** start **

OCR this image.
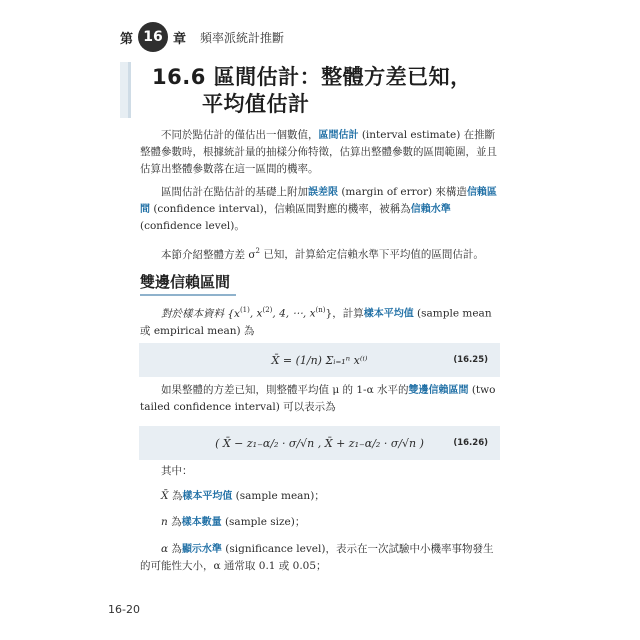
第 16 章 頻率派統計推斷
16.6 區間估計：整體方差已知，
平均值估計
不同於點估計的僅估出一個數值，區間估計 (interval estimate) 在推斷整體參數時，根據統計量的抽樣分佈特徵，估算出整體參數的區間範圍，並且估算出整體參數落在這一區間的機率。
區間估計在點估計的基礎上附加誤差限 (margin of error) 來構造信賴區間 (confidence interval)，信賴區間對應的機率，被稱為信賴水準 (confidence level)。
本節介紹整體方差 $\sigma^2$ 已知，計算給定信賴水準下平均值的區間估計。
雙邊信賴區間
對於樣本資料 {$x^{(1)}$, $x^{(2)}$, 4, ⋯, $x^{(n)}$}，計算樣本平均值 (sample mean 或 empirical mean) 為
X̄ = (1/n) Σᵢ₌₁ⁿ x⁽ⁱ⁾	(16.25)
如果整體的方差已知，則整體平均值 μ 的 1-α 水平的雙邊信賴區間 (two tailed confidence interval) 可以表示為
( X̄ − z₁₋α/₂ · σ/√n , X̄ + z₁₋α/₂ · σ/√n )	(16.26)
其中：
X̄ 為樣本平均值 (sample mean)；
n 為樣本數量 (sample size)；
α 為顯示水準 (significance level)，表示在一次試驗中小機率事物發生的可能性大小，α 通常取 0.1 或 0.05；
16-20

** end **

» **Exercise brief**
Transcribe the records verbatim and omit the images.

» **Worked answer**
OCR this image.
第 16 章 頻率派統計推斷
16.6 區間估計：整體方差已知，
平均值估計
不同於點估計的僅估出一個數值，區間估計 (interval estimate) 在推斷整體參數時，根據統計量的抽樣分佈特徵，估算出整體參數的區間範圍，並且估算出整體參數落在這一區間的機率。
區間估計在點估計的基礎上附加誤差限 (margin of error) 來構造信賴區間 (confidence interval)，信賴區間對應的機率，被稱為信賴水準 (confidence level)。
本節介紹整體方差 $\sigma^2$ 已知，計算給定信賴水準下平均值的區間估計。
雙邊信賴區間
對於樣本資料 {$x^{(1)}$, $x^{(2)}$, 4, ⋯, $x^{(n)}$}，計算樣本平均值 (sample mean 或 empirical mean) 為
X̄ = (1/n) Σᵢ₌₁ⁿ x⁽ⁱ⁾	(16.25)
如果整體的方差已知，則整體平均值 μ 的 1-α 水平的雙邊信賴區間 (two tailed confidence interval) 可以表示為
( X̄ − z₁₋α/₂ · σ/√n , X̄ + z₁₋α/₂ · σ/√n )	(16.26)
其中：
X̄ 為樣本平均值 (sample mean)；
n 為樣本數量 (sample size)；
α 為顯示水準 (significance level)，表示在一次試驗中小機率事物發生的可能性大小，α 通常取 0.1 或 0.05；
16-20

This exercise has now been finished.